- _AIM_:
Find every line in the records below that holds the word "this", and copy it out.
--- START OF DATASET RECORDS ---
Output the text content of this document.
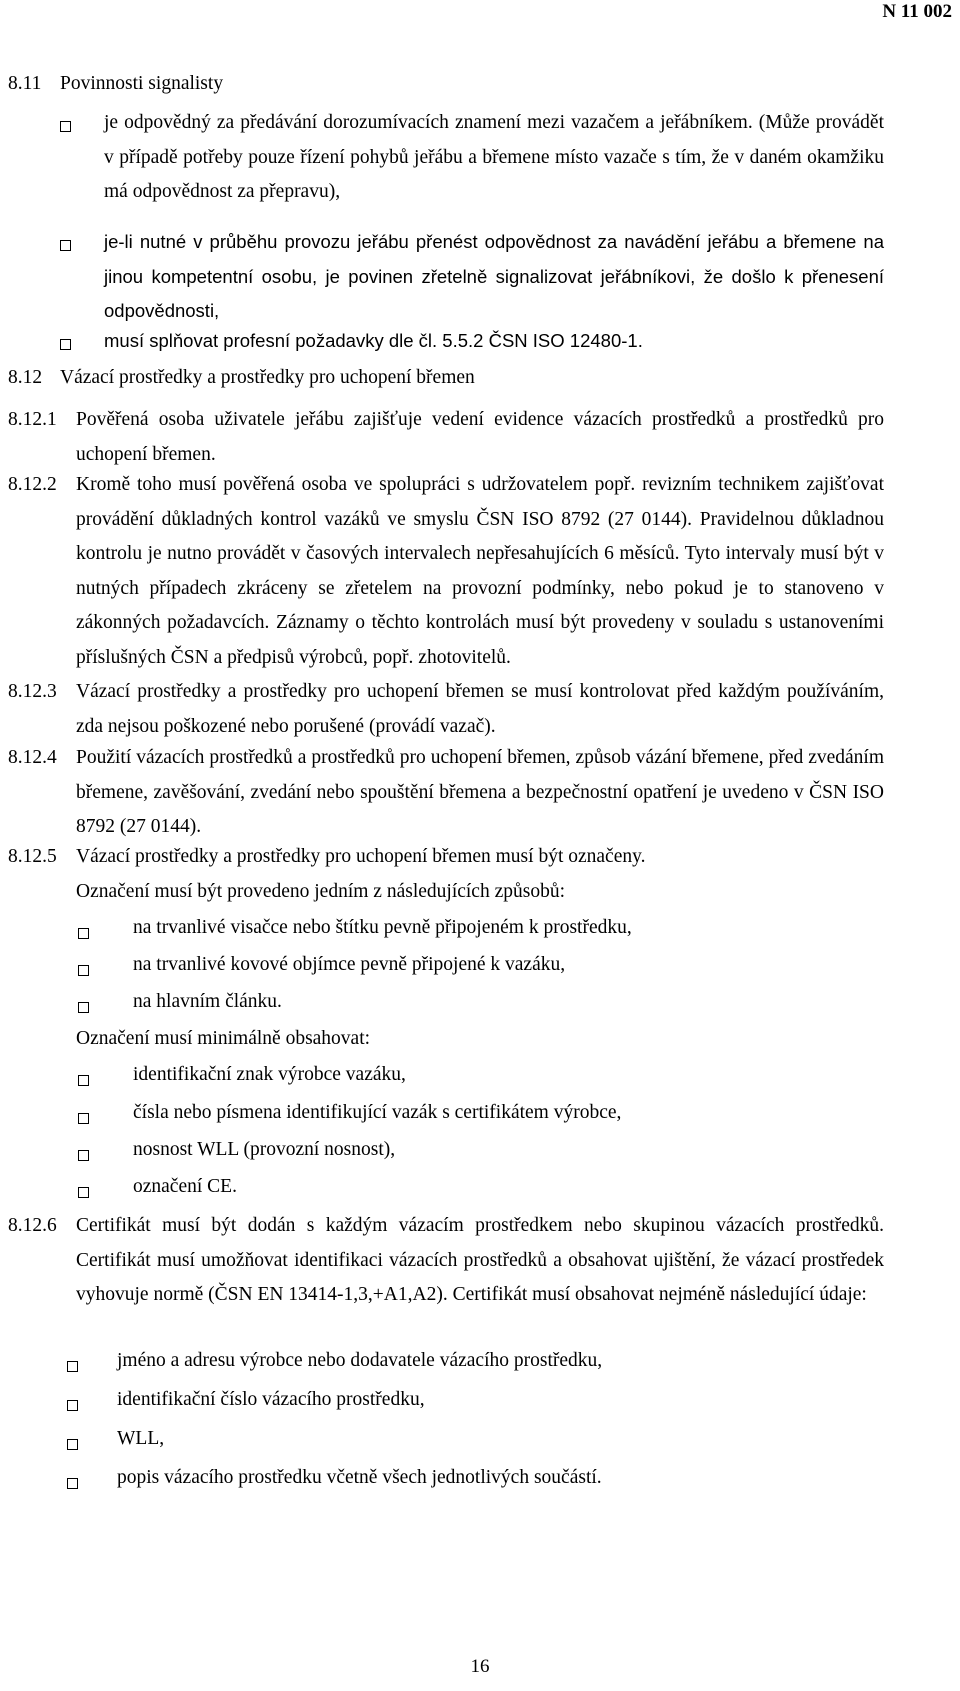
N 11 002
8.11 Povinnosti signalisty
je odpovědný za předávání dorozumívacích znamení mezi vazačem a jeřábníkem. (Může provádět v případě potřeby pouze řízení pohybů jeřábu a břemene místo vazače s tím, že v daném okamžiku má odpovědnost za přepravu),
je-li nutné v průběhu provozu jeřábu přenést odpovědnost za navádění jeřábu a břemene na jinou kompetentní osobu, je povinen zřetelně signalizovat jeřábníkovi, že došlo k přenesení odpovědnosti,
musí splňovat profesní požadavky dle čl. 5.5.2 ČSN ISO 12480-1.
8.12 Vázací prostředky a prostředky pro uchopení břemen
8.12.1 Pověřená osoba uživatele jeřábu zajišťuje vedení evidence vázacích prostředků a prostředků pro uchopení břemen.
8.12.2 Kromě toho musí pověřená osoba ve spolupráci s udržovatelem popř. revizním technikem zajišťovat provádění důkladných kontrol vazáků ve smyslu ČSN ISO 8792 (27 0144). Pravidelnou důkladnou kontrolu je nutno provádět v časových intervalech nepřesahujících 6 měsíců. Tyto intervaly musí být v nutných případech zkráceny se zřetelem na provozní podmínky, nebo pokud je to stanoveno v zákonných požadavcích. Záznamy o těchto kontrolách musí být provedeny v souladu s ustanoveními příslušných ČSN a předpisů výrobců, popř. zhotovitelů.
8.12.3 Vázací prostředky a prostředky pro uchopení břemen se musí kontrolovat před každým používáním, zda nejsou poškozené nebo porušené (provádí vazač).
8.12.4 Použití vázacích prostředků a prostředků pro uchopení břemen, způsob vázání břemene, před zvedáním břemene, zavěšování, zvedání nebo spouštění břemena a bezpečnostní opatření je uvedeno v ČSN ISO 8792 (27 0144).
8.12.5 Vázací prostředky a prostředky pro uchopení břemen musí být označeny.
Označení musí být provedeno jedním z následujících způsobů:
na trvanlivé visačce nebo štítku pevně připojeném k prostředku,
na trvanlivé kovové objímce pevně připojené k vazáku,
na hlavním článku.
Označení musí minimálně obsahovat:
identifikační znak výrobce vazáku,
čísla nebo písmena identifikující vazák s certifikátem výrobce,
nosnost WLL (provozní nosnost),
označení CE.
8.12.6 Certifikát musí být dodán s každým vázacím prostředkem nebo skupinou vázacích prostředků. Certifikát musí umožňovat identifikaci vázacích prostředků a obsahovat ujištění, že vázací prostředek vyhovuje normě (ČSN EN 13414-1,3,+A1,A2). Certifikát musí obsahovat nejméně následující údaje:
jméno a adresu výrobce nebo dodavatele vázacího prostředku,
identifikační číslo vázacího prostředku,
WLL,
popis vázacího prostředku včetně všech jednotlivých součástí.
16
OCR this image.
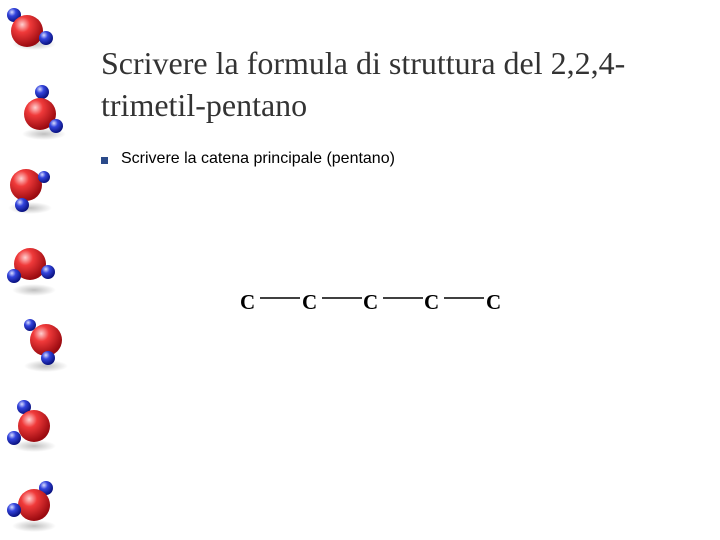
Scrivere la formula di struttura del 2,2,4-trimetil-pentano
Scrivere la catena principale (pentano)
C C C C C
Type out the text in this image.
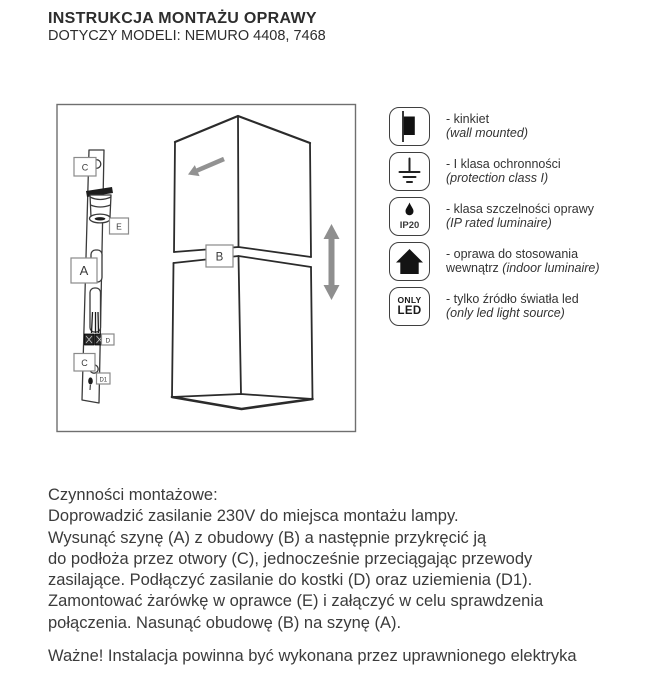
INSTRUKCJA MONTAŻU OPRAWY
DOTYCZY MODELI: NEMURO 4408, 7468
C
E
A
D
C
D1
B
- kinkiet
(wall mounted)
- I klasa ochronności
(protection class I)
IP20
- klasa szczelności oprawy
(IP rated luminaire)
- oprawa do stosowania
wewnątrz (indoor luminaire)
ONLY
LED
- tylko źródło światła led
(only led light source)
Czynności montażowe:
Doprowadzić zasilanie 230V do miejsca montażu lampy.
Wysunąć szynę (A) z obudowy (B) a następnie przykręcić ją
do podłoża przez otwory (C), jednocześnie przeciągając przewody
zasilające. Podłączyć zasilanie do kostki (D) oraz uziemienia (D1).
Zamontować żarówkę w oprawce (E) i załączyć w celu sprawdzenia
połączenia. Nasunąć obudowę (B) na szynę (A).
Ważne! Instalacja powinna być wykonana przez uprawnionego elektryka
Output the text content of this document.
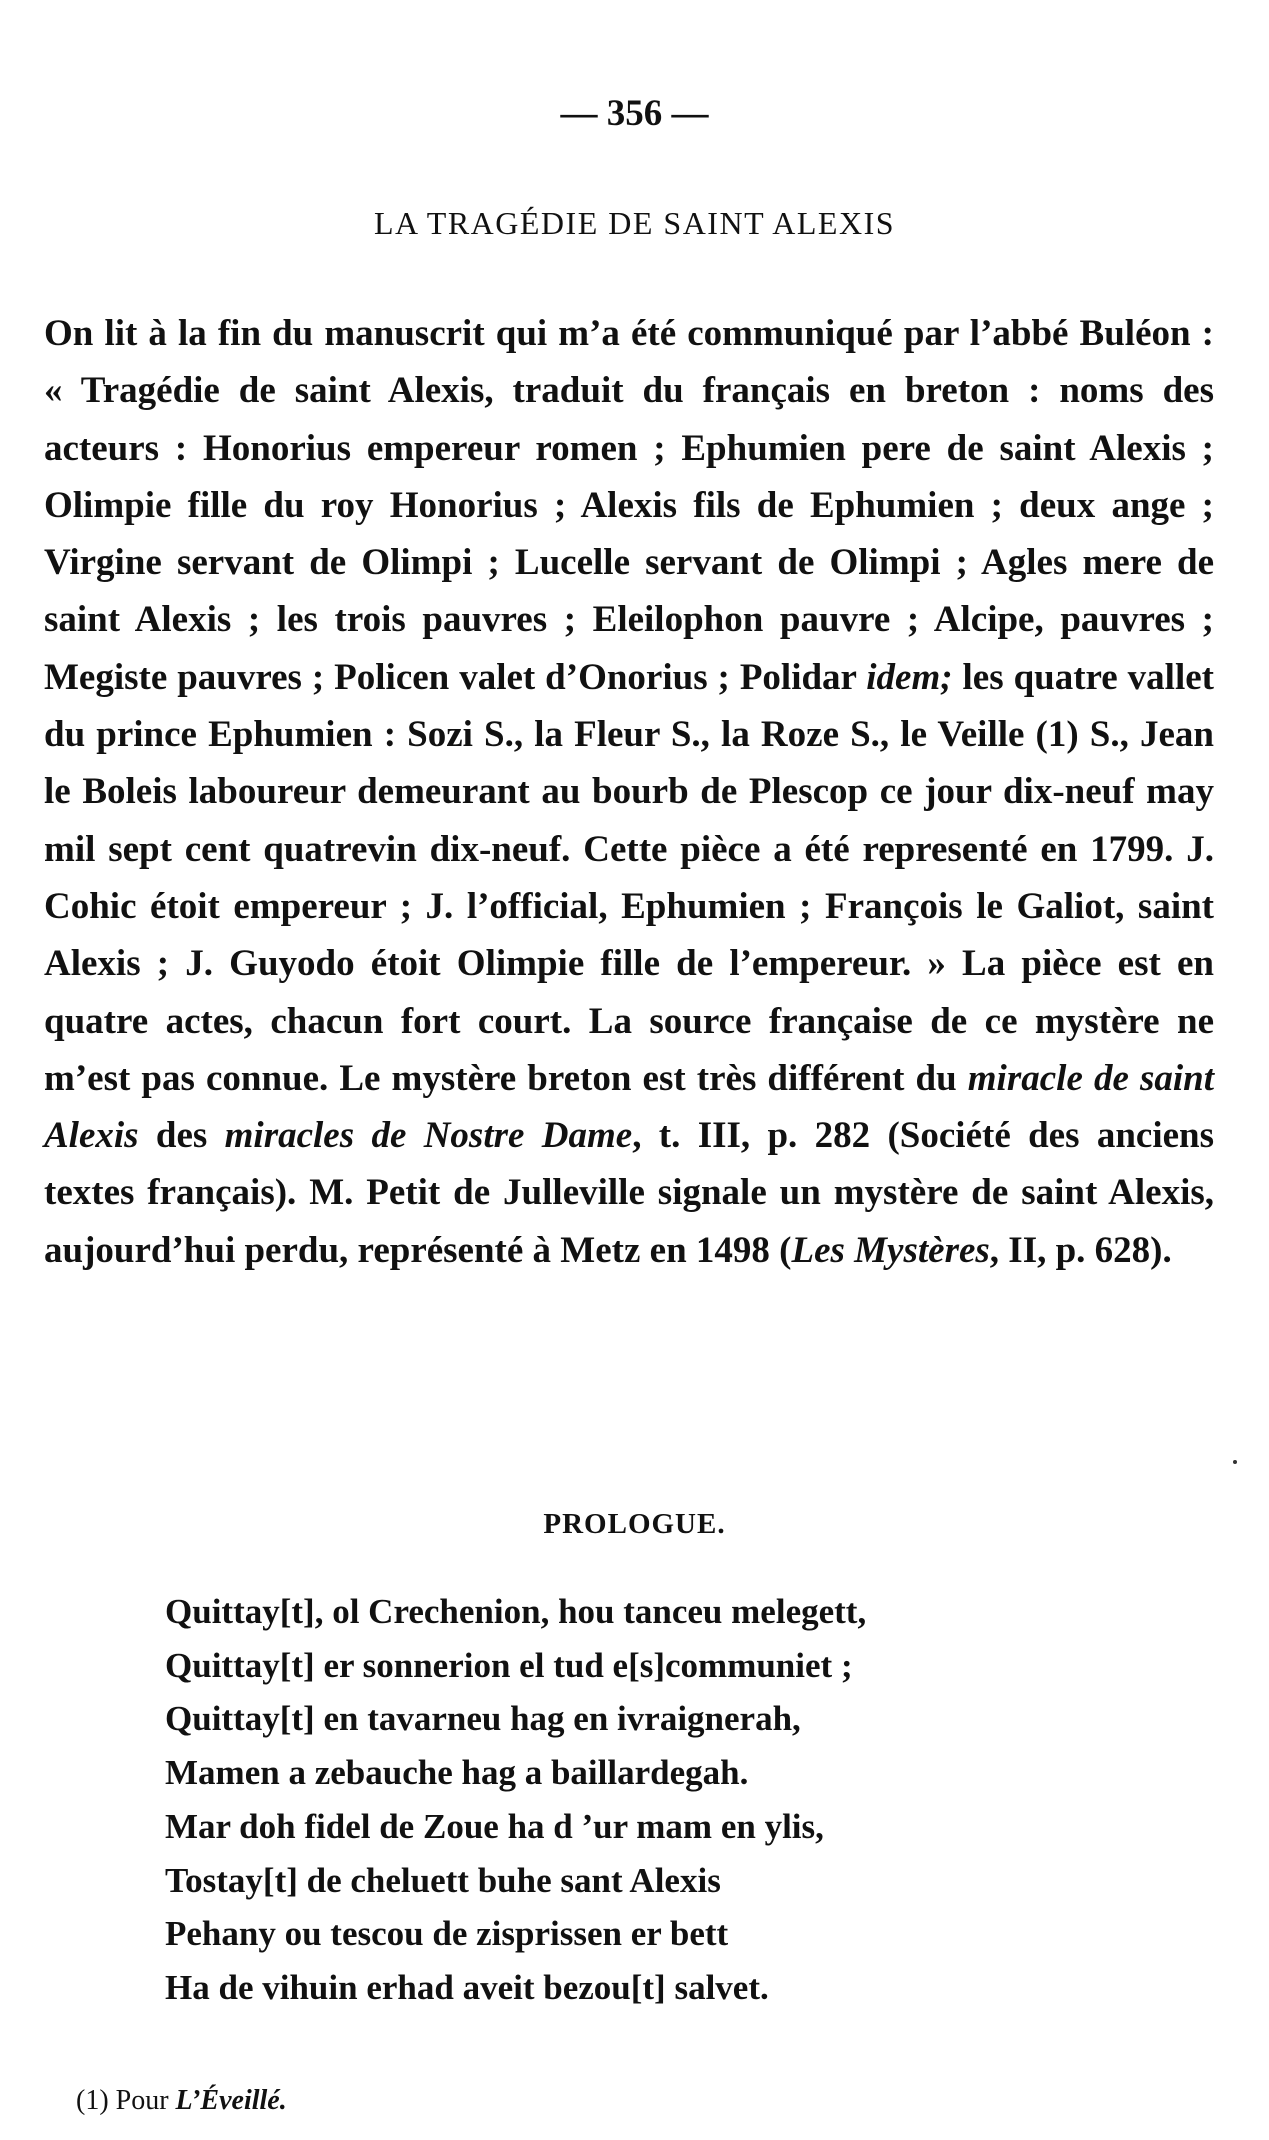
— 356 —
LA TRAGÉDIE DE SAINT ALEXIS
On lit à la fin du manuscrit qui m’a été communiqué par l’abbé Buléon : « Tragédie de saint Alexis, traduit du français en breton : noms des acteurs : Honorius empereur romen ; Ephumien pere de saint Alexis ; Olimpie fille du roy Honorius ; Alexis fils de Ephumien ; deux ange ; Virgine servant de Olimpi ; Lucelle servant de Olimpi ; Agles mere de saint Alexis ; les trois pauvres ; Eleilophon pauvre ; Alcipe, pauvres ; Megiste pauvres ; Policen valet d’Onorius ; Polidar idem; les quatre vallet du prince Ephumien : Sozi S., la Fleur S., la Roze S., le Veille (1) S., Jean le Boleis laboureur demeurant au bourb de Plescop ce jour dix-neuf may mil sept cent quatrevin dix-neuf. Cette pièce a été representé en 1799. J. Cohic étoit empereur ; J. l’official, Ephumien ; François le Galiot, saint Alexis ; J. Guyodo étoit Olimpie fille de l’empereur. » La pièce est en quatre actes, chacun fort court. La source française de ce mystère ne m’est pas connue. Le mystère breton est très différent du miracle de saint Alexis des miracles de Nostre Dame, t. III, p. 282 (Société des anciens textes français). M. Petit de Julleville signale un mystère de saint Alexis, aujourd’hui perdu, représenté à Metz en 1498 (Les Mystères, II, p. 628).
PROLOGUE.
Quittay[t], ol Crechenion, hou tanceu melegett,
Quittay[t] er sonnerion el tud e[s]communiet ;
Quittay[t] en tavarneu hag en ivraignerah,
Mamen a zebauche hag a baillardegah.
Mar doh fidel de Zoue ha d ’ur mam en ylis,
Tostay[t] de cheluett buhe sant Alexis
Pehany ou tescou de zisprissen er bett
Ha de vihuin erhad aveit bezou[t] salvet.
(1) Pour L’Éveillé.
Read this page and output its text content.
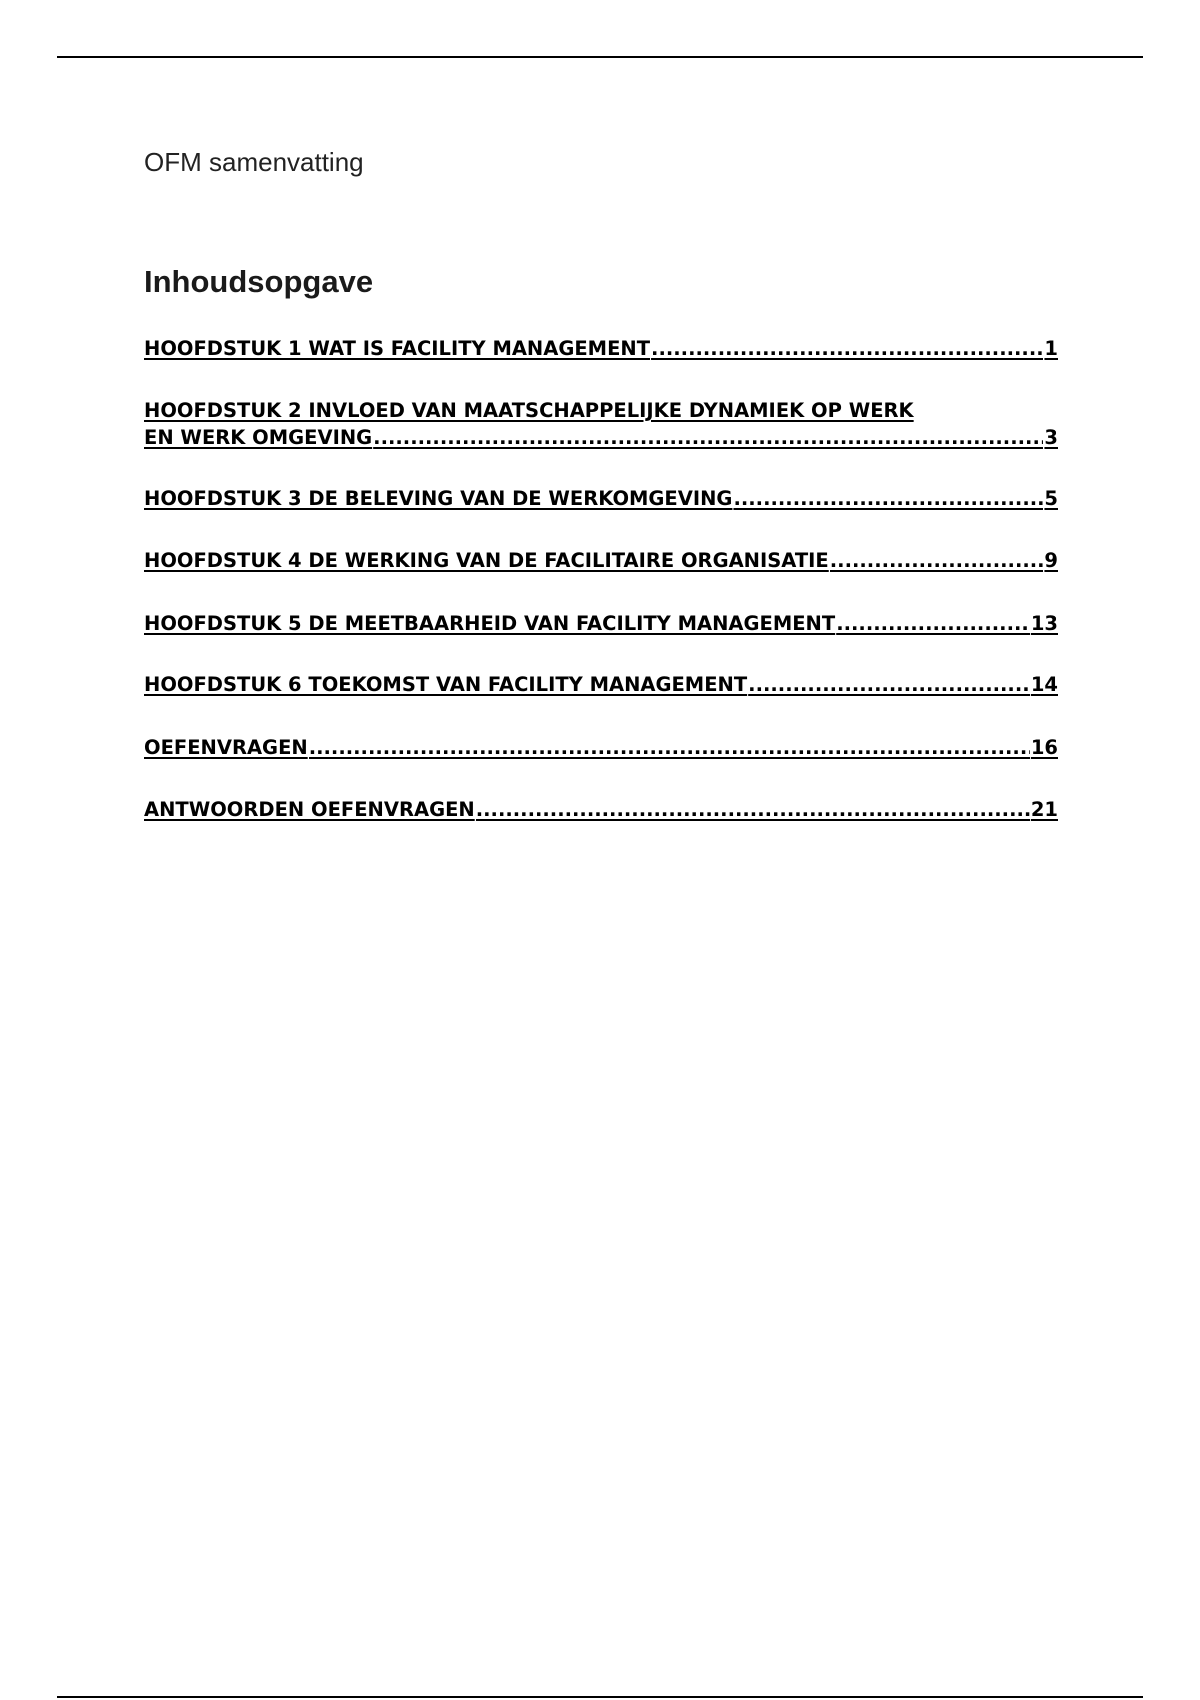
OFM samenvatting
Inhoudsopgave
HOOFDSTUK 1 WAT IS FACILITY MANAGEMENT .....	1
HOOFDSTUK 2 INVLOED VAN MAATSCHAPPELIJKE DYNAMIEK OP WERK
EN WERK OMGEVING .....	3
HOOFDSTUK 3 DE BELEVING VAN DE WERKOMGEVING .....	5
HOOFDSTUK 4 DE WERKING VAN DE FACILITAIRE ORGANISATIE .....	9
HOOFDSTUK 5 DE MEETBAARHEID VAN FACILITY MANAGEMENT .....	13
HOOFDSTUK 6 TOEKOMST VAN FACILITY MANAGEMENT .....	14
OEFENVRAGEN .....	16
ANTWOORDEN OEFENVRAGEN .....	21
--- END OF DATASET RECORDS ---
- _EXERCISE RESPONSE_:
Output the text content of this document.
OCR this image.
Type out the text in this image.
Output the text content of this document.
Read this page and output its text content.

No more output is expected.